→ **Work to do**
In the material below, find how many lines contain the string "quen". Write only that number.

(Stored items from a collection)
···

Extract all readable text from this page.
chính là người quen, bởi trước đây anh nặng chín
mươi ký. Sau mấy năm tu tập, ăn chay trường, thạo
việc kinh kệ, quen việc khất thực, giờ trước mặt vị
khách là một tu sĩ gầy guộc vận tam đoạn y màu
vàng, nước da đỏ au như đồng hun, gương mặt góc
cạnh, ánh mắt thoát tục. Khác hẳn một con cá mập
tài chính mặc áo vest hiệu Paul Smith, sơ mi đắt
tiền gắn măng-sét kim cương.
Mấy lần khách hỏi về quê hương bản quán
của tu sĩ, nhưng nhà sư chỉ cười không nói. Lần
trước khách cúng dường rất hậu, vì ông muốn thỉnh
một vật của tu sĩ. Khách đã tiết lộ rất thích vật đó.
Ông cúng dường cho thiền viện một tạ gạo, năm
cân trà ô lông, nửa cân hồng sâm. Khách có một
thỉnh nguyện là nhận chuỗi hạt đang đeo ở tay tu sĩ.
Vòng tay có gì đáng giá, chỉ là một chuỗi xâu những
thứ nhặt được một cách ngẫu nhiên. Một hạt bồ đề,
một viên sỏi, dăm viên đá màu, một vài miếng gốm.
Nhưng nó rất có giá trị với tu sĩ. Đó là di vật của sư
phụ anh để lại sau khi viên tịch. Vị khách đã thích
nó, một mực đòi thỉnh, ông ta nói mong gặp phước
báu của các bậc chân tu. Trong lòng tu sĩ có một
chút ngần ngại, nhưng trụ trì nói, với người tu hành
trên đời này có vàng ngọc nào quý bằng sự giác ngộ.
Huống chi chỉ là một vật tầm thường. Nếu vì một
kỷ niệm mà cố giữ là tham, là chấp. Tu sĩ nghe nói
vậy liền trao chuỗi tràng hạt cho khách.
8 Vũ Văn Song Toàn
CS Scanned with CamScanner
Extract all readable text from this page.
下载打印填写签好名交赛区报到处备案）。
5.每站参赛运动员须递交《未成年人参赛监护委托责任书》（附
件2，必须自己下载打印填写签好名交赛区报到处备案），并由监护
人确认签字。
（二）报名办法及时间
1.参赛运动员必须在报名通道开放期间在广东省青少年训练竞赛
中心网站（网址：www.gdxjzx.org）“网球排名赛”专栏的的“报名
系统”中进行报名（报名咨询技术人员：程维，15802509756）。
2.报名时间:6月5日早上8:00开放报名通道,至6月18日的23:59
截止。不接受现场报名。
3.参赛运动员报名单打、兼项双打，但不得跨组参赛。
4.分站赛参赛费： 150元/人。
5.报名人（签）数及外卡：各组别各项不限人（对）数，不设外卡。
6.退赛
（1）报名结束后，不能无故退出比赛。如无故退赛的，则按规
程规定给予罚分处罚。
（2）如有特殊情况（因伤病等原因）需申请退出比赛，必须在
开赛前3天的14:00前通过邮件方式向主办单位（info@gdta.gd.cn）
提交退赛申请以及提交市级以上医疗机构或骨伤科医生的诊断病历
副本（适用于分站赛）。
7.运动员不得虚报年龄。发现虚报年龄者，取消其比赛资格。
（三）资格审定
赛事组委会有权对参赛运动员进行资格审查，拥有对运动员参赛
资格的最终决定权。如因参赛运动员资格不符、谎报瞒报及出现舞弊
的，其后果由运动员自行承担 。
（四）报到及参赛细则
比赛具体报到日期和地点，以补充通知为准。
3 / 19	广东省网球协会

···

→ **Final answer**
2